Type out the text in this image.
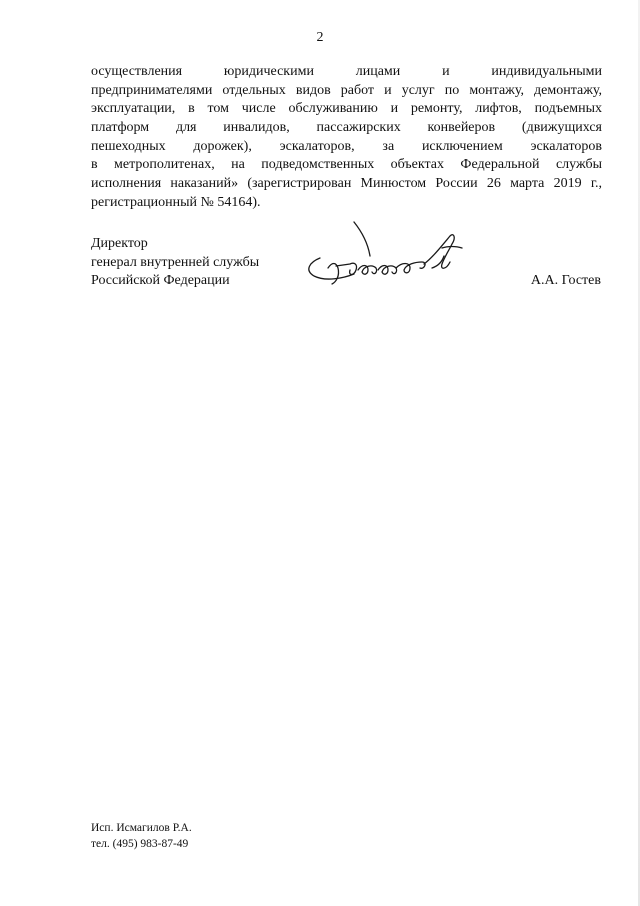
2
осуществления юридическими лицами и индивидуальными
предпринимателями отдельных видов работ и услуг по монтажу, демонтажу,
эксплуатации, в том числе обслуживанию и ремонту, лифтов, подъемных
платформ для инвалидов, пассажирских конвейеров (движущихся
пешеходных дорожек), эскалаторов, за исключением эскалаторов
в метрополитенах, на подведомственных объектах Федеральной службы
исполнения наказаний» (зарегистрирован Минюстом России 26 марта 2019 г.,
регистрационный № 54164).
Директор
генерал внутренней службы
Российской Федерации	А.А. Гостев
Исп. Исмагилов Р.А.
тел. (495) 983-87-49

Objective
Copy out the lines in which the string "службы" appears.

Answer to this exercise
в метрополитенах, на подведомственных объектах Федеральной службы
генерал внутренней службы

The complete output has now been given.